Do this:
Copy out the lines that have "title" in them.
*** Entries shown
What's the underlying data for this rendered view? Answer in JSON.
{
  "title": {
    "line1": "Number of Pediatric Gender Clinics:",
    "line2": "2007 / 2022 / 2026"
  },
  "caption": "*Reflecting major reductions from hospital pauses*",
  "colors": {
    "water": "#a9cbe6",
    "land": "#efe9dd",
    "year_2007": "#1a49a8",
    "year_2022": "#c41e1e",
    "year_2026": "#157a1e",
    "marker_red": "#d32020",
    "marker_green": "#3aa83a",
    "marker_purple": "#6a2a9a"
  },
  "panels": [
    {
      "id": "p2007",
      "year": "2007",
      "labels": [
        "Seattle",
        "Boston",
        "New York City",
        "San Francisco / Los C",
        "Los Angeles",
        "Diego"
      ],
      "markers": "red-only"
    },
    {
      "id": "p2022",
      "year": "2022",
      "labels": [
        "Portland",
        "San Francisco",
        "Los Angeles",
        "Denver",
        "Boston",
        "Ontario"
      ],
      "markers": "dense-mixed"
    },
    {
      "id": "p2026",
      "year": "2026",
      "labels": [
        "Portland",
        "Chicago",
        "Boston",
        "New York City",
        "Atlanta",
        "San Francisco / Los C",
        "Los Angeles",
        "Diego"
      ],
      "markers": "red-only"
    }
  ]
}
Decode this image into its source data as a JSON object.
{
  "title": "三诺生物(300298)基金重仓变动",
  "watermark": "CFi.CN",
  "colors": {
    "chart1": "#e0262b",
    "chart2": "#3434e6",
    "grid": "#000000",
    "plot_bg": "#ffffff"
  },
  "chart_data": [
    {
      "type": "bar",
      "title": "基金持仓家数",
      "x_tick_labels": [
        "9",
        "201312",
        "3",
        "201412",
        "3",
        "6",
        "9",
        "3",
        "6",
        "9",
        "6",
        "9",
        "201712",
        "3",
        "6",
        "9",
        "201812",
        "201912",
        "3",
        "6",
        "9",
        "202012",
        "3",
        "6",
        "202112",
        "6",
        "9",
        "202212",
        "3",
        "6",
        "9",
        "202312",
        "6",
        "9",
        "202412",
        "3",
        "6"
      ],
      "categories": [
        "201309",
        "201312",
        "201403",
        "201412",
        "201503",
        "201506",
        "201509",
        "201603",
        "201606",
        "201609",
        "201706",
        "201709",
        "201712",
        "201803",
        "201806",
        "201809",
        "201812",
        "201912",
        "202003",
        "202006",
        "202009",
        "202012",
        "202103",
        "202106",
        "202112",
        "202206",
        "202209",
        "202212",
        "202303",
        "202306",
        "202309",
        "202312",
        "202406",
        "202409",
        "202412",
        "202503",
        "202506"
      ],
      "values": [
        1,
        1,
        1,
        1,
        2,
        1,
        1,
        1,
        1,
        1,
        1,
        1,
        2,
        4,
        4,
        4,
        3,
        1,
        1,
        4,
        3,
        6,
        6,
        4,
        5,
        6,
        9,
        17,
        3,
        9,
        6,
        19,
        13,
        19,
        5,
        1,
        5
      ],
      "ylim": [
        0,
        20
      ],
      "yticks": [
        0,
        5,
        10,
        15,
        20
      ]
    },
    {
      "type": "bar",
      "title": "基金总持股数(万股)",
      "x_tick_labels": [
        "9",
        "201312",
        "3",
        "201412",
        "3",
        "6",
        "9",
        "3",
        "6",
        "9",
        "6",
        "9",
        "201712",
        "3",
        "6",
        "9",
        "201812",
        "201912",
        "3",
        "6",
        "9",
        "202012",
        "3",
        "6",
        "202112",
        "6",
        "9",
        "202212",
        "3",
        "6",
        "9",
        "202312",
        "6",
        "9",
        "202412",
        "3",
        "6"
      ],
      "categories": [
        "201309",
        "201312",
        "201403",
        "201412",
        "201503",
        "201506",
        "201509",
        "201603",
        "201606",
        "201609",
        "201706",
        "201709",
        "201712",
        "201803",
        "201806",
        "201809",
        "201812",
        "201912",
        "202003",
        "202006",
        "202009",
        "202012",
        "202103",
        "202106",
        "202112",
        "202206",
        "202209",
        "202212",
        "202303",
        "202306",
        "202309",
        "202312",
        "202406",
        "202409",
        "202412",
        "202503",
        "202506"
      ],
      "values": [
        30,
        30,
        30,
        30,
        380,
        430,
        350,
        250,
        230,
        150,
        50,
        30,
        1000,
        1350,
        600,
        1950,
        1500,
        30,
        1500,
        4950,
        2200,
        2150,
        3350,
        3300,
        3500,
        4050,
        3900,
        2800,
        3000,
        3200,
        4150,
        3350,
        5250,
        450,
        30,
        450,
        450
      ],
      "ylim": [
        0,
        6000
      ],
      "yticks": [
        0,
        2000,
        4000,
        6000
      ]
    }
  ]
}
******
Full solution:
  "title": {
  "title": "三诺生物(300298)基金重仓变动",
      "title": "基金持仓家数",
      "title": "基金总持股数(万股)",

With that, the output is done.